-- start SOURCE DATA --

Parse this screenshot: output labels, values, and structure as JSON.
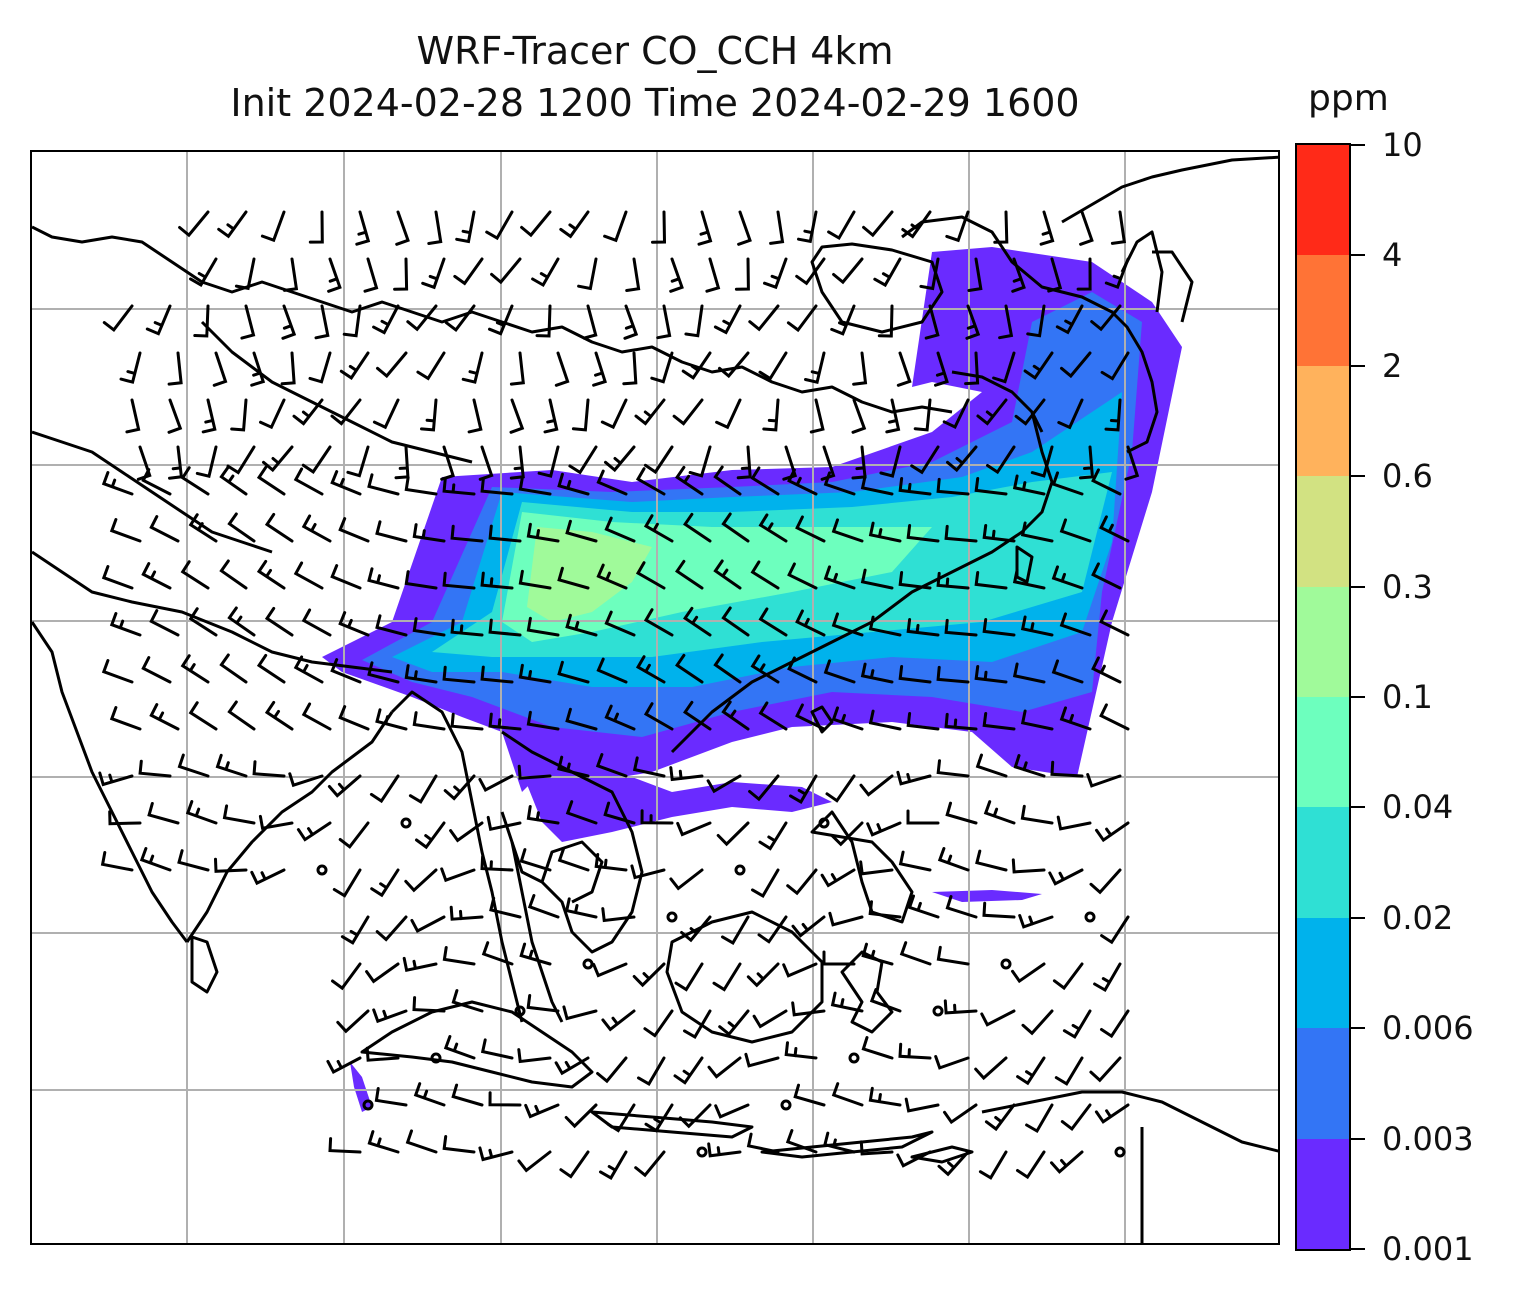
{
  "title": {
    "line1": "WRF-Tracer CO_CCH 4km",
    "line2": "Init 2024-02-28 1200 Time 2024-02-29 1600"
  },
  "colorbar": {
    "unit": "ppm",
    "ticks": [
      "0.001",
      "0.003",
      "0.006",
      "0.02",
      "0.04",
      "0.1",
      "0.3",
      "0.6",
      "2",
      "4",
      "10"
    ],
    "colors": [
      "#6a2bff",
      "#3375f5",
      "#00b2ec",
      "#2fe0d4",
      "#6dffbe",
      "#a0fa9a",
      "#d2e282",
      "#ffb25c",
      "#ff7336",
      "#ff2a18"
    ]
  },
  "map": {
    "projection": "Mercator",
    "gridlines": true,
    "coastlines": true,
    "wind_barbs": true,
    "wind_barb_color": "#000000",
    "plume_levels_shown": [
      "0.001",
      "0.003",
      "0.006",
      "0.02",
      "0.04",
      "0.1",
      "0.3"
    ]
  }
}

-- end SOURCE DATA --
-- start SOURCE DATA --

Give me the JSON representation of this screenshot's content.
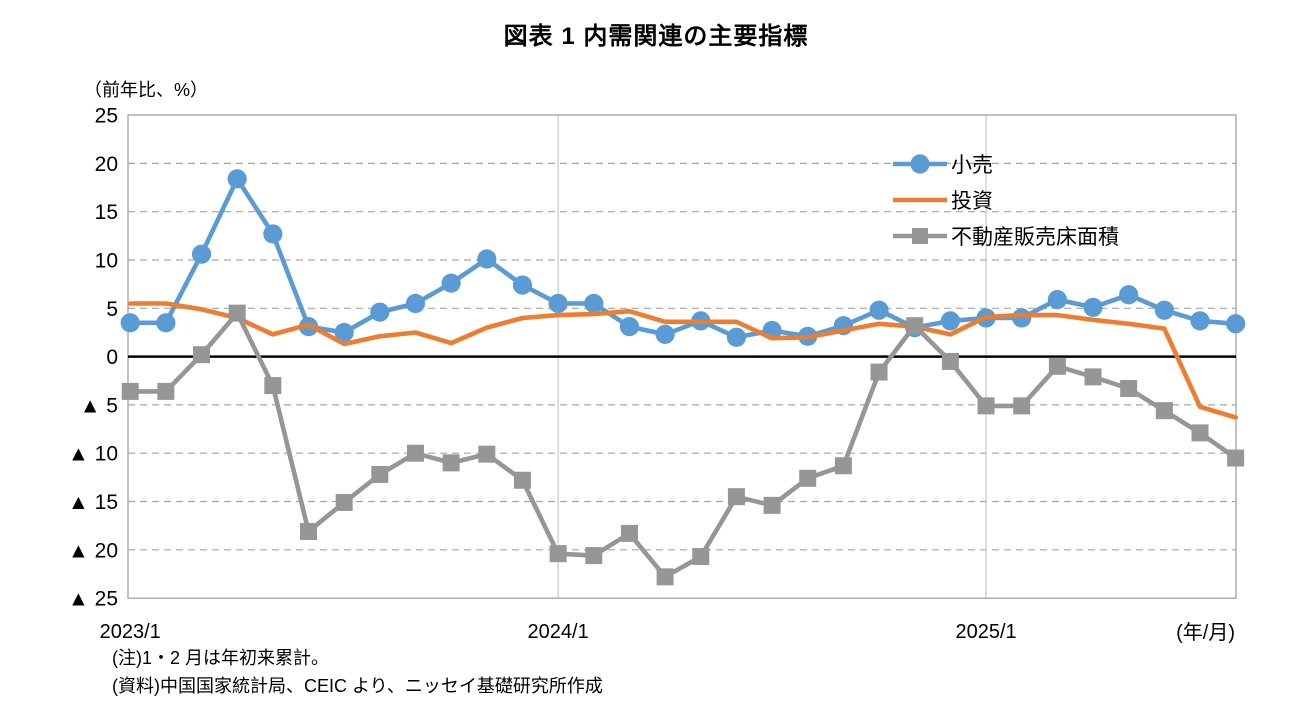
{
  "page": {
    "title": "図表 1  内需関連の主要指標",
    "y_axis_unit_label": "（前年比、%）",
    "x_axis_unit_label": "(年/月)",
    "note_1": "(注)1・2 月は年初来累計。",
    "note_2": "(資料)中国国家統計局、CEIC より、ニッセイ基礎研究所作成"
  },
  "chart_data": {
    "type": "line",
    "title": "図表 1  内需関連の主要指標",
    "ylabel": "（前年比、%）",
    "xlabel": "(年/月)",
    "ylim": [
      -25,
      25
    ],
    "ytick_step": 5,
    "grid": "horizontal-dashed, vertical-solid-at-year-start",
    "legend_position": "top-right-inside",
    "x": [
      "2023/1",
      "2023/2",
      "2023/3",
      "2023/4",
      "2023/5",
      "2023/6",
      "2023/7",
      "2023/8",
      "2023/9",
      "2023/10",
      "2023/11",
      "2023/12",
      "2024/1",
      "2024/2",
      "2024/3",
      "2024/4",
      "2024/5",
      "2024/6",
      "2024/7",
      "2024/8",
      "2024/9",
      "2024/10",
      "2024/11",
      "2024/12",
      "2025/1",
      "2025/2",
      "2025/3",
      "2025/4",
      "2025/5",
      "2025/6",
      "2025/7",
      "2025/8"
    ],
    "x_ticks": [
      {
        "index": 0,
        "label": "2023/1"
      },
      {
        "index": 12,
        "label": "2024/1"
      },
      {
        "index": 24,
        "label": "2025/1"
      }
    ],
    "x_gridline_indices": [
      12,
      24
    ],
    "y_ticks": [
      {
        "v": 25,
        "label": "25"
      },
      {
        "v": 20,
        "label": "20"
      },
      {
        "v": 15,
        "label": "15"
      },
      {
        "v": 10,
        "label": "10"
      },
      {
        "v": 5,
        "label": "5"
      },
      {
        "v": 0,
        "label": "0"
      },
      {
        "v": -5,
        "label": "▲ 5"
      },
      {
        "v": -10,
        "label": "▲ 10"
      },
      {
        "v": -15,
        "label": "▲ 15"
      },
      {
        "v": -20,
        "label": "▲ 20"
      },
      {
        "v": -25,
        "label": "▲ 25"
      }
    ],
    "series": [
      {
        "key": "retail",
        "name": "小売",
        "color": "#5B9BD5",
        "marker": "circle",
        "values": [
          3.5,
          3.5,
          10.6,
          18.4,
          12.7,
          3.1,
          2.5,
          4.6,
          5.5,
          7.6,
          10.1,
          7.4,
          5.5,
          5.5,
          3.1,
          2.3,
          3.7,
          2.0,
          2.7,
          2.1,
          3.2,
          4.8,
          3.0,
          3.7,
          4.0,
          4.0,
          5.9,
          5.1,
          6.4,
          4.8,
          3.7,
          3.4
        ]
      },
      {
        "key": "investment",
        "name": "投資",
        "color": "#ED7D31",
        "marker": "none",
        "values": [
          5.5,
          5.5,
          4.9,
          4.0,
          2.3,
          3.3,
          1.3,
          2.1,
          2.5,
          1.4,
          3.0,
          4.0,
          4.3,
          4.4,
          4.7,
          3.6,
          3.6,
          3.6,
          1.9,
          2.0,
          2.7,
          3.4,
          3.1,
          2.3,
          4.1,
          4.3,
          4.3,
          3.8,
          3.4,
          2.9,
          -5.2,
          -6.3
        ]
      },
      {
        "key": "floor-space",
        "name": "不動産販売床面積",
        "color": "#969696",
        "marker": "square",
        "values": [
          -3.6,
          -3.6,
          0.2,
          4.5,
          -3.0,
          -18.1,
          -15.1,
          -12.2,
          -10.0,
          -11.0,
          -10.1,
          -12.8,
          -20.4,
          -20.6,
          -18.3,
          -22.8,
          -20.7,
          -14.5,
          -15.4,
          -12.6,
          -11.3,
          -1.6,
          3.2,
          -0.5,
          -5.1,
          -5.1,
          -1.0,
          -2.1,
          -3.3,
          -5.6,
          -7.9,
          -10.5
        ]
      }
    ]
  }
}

-- end SOURCE DATA --

* _AIM_: Identify the lines of the data that contain the word "true". Copy each of them.

* _FULL RESPONSE_:
    "gridlines": true,
    "coastlines": true,
    "wind_barbs": true,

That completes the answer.